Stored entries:
○ ○ ○
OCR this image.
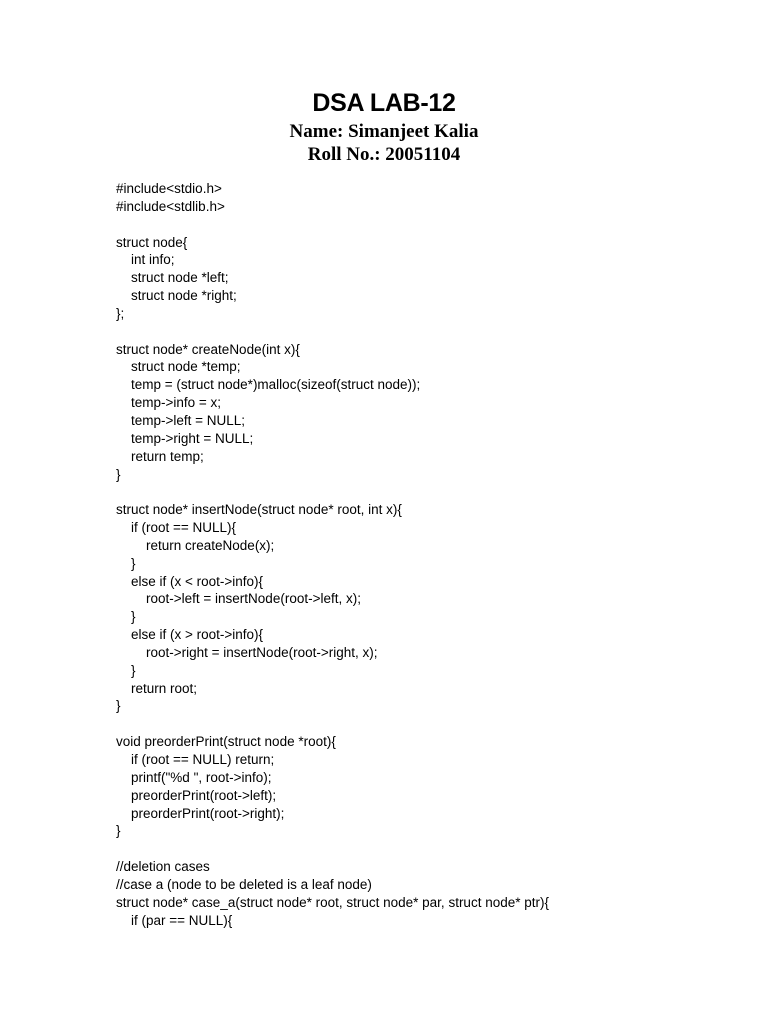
DSA LAB-12
Name: Simanjeet Kalia
Roll No.: 20051104
#include<stdio.h>
#include<stdlib.h>
struct node{
int info;
struct node *left;
struct node *right;
};
struct node* createNode(int x){
struct node *temp;
temp = (struct node*)malloc(sizeof(struct node));
temp->info = x;
temp->left = NULL;
temp->right = NULL;
return temp;
}
struct node* insertNode(struct node* root, int x){
if (root == NULL){
return createNode(x);
}
else if (x < root->info){
root->left = insertNode(root->left, x);
}
else if (x > root->info){
root->right = insertNode(root->right, x);
}
return root;
}
void preorderPrint(struct node *root){
if (root == NULL) return;
printf("%d ", root->info);
preorderPrint(root->left);
preorderPrint(root->right);
}
//deletion cases
//case a (node to be deleted is a leaf node)
struct node* case_a(struct node* root, struct node* par, struct node* ptr){
if (par == NULL){
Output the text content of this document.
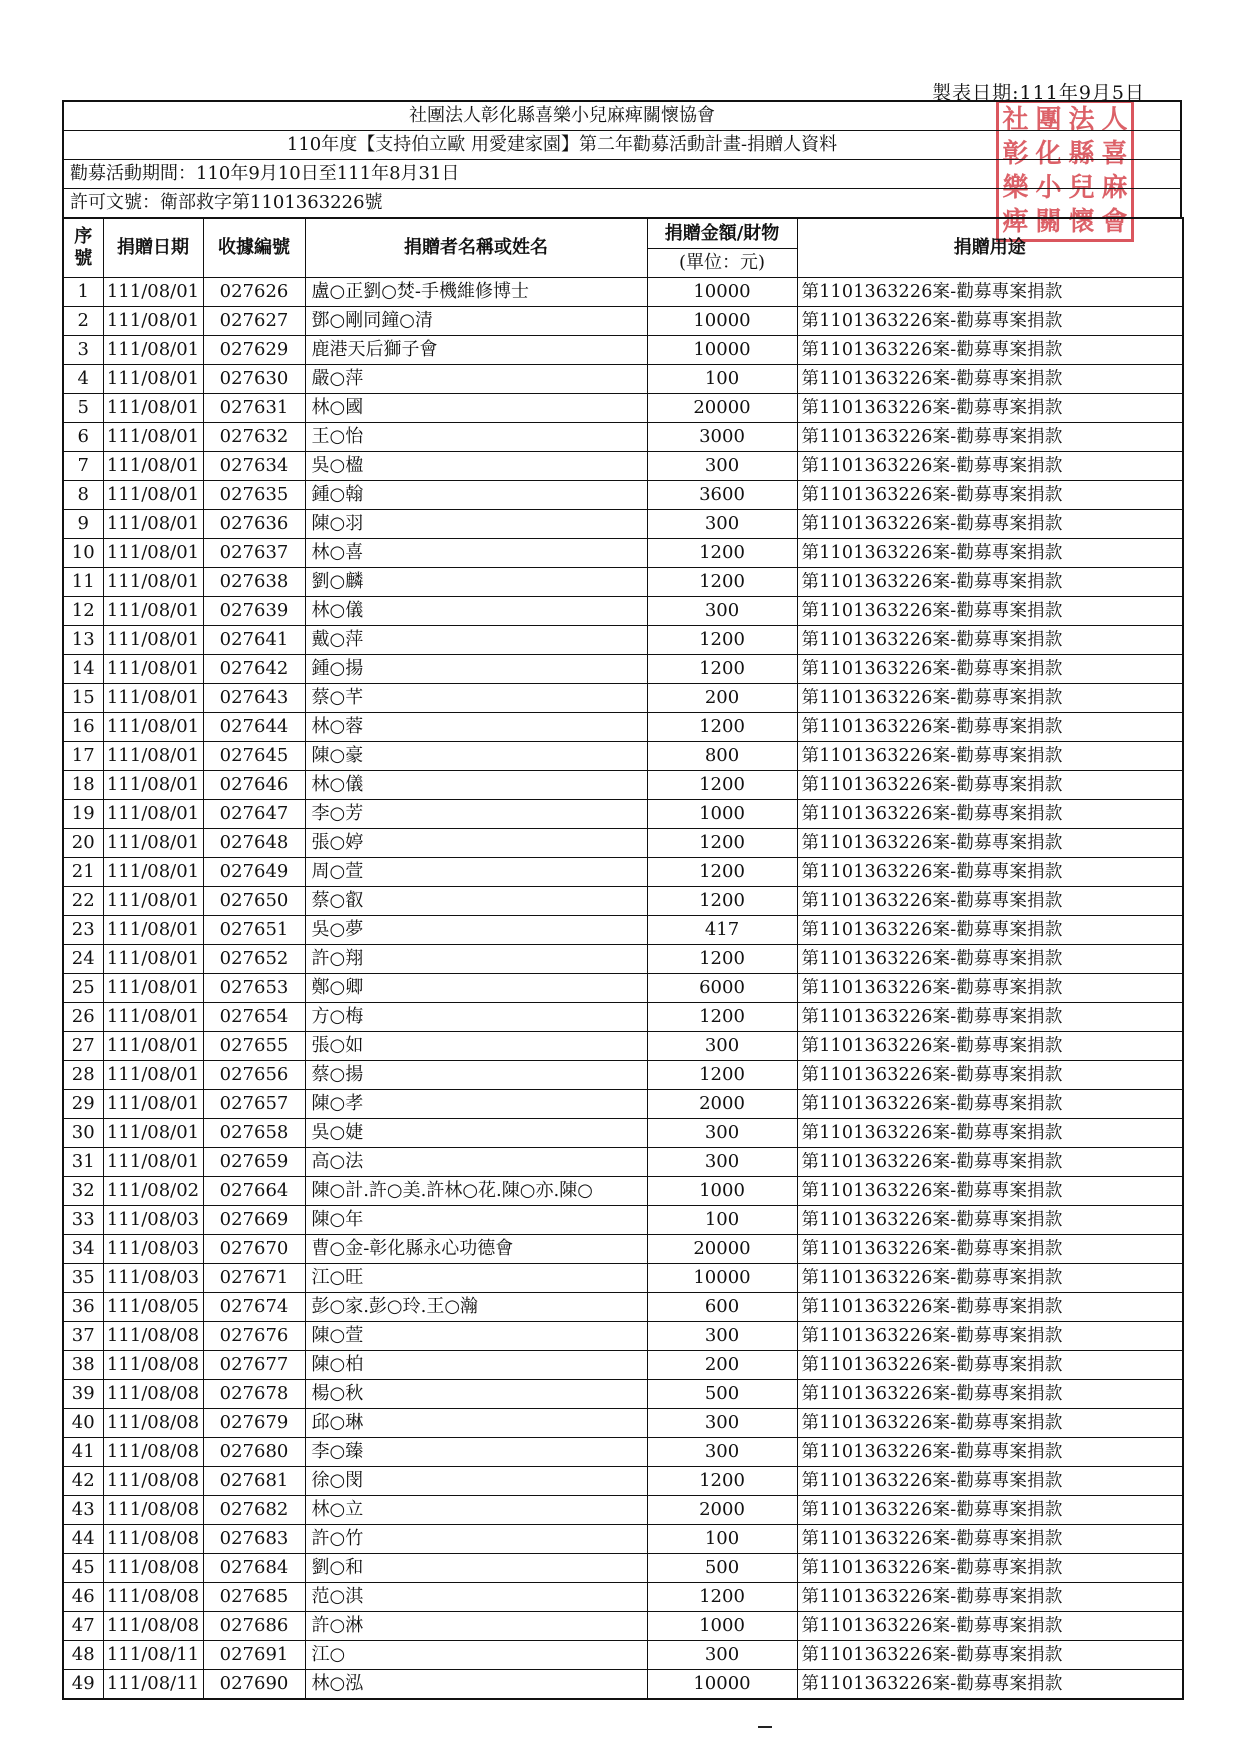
製表日期:111年9月5日
社 團 法 人
彰 化 縣 喜
樂 小 兒 麻
痺 關 懷 會
社團法人彰化縣喜樂小兒麻痺關懷協會
110年度【支持伯立歐 用愛建家園】第二年勸募活動計畫-捐贈人資料
勸募活動期間：110年9月10日至111年8月31日
許可文號：衛部救字第1101363226號
序號	捐贈日期	收據編號	捐贈者名稱或姓名	捐贈金額/財物
(單位：元)	捐贈用途
1	111/08/01	027626	盧○正劉○焚-手機維修博士	10000	第1101363226案-勸募專案捐款
2	111/08/01	027627	鄧○剛同鐘○清	10000	第1101363226案-勸募專案捐款
3	111/08/01	027629	鹿港天后獅子會	10000	第1101363226案-勸募專案捐款
4	111/08/01	027630	嚴○萍	100	第1101363226案-勸募專案捐款
5	111/08/01	027631	林○國	20000	第1101363226案-勸募專案捐款
6	111/08/01	027632	王○怡	3000	第1101363226案-勸募專案捐款
7	111/08/01	027634	吳○楹	300	第1101363226案-勸募專案捐款
8	111/08/01	027635	鍾○翰	3600	第1101363226案-勸募專案捐款
9	111/08/01	027636	陳○羽	300	第1101363226案-勸募專案捐款
10	111/08/01	027637	林○喜	1200	第1101363226案-勸募專案捐款
11	111/08/01	027638	劉○麟	1200	第1101363226案-勸募專案捐款
12	111/08/01	027639	林○儀	300	第1101363226案-勸募專案捐款
13	111/08/01	027641	戴○萍	1200	第1101363226案-勸募專案捐款
14	111/08/01	027642	鍾○揚	1200	第1101363226案-勸募專案捐款
15	111/08/01	027643	蔡○芊	200	第1101363226案-勸募專案捐款
16	111/08/01	027644	林○蓉	1200	第1101363226案-勸募專案捐款
17	111/08/01	027645	陳○豪	800	第1101363226案-勸募專案捐款
18	111/08/01	027646	林○儀	1200	第1101363226案-勸募專案捐款
19	111/08/01	027647	李○芳	1000	第1101363226案-勸募專案捐款
20	111/08/01	027648	張○婷	1200	第1101363226案-勸募專案捐款
21	111/08/01	027649	周○萱	1200	第1101363226案-勸募專案捐款
22	111/08/01	027650	蔡○叡	1200	第1101363226案-勸募專案捐款
23	111/08/01	027651	吳○夢	417	第1101363226案-勸募專案捐款
24	111/08/01	027652	許○翔	1200	第1101363226案-勸募專案捐款
25	111/08/01	027653	鄭○卿	6000	第1101363226案-勸募專案捐款
26	111/08/01	027654	方○梅	1200	第1101363226案-勸募專案捐款
27	111/08/01	027655	張○如	300	第1101363226案-勸募專案捐款
28	111/08/01	027656	蔡○揚	1200	第1101363226案-勸募專案捐款
29	111/08/01	027657	陳○孝	2000	第1101363226案-勸募專案捐款
30	111/08/01	027658	吳○婕	300	第1101363226案-勸募專案捐款
31	111/08/01	027659	高○法	300	第1101363226案-勸募專案捐款
32	111/08/02	027664	陳○計.許○美.許林○花.陳○亦.陳○	1000	第1101363226案-勸募專案捐款
33	111/08/03	027669	陳○年	100	第1101363226案-勸募專案捐款
34	111/08/03	027670	曹○金-彰化縣永心功德會	20000	第1101363226案-勸募專案捐款
35	111/08/03	027671	江○旺	10000	第1101363226案-勸募專案捐款
36	111/08/05	027674	彭○家.彭○玲.王○瀚	600	第1101363226案-勸募專案捐款
37	111/08/08	027676	陳○萱	300	第1101363226案-勸募專案捐款
38	111/08/08	027677	陳○柏	200	第1101363226案-勸募專案捐款
39	111/08/08	027678	楊○秋	500	第1101363226案-勸募專案捐款
40	111/08/08	027679	邱○琳	300	第1101363226案-勸募專案捐款
41	111/08/08	027680	李○臻	300	第1101363226案-勸募專案捐款
42	111/08/08	027681	徐○閔	1200	第1101363226案-勸募專案捐款
43	111/08/08	027682	林○立	2000	第1101363226案-勸募專案捐款
44	111/08/08	027683	許○竹	100	第1101363226案-勸募專案捐款
45	111/08/08	027684	劉○和	500	第1101363226案-勸募專案捐款
46	111/08/08	027685	范○淇	1200	第1101363226案-勸募專案捐款
47	111/08/08	027686	許○淋	1000	第1101363226案-勸募專案捐款
48	111/08/11	027691	江○	300	第1101363226案-勸募專案捐款
49	111/08/11	027690	林○泓	10000	第1101363226案-勸募專案捐款
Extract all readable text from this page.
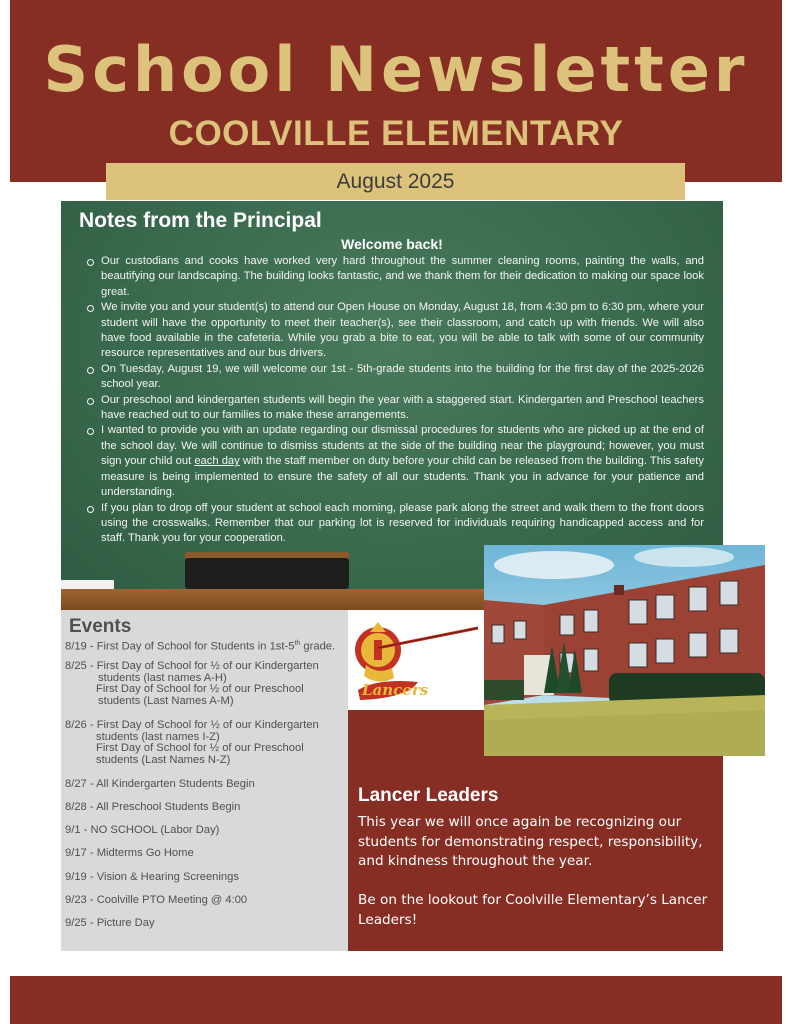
School Newsletter
COOLVILLE ELEMENTARY
August 2025
Notes from the Principal
Welcome back!
Our custodians and cooks have worked very hard throughout the summer cleaning rooms, painting the walls, and beautifying our landscaping. The building looks fantastic, and we thank them for their dedication to making our space look great.
We invite you and your student(s) to attend our Open House on Monday, August 18, from 4:30 pm to 6:30 pm, where your student will have the opportunity to meet their teacher(s), see their classroom, and catch up with friends. We will also have food available in the cafeteria. While you grab a bite to eat, you will be able to talk with some of our community resource representatives and our bus drivers.
On Tuesday, August 19, we will welcome our 1st - 5th-grade students into the building for the first day of the 2025-2026 school year.
Our preschool and kindergarten students will begin the year with a staggered start. Kindergarten and Preschool teachers have reached out to our families to make these arrangements.
I wanted to provide you with an update regarding our dismissal procedures for students who are picked up at the end of the school day. We will continue to dismiss students at the side of the building near the playground; however, you must sign your child out each day with the staff member on duty before your child can be released from the building. This safety measure is being implemented to ensure the safety of all our students. Thank you in advance for your patience and understanding.
If you plan to drop off your student at school each morning, please park along the street and walk them to the front doors using the crosswalks. Remember that our parking lot is reserved for individuals requiring handicapped access and for staff. Thank you for your cooperation.
Events
8/19 - First Day of School for Students in 1st-5th grade.
8/25 - First Day of School for ½ of our Kindergarten
students (last names A-H)
First Day of School for ½ of our Preschool
students (Last Names A-M)
8/26 - First Day of School for ½ of our Kindergarten
students (last names I-Z)
First Day of School for ½ of our Preschool
students (Last Names N-Z)
8/27 - All Kindergarten Students Begin
8/28 - All Preschool Students Begin
9/1 - NO SCHOOL (Labor Day)
9/17 - Midterms Go Home
9/19 - Vision & Hearing Screenings
9/23 - Coolville PTO Meeting @ 4:00
9/25 - Picture Day
Lancers
Lancer Leaders
This year we will once again be recognizing our students for demonstrating respect, responsibility, and kindness throughout the year.
Be on the lookout for Coolville Elementary’s Lancer Leaders!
○ ○ ○
** Set problem **
From the records above, report the count of lines containing "will" and nothing more.

** Answer to the task **
5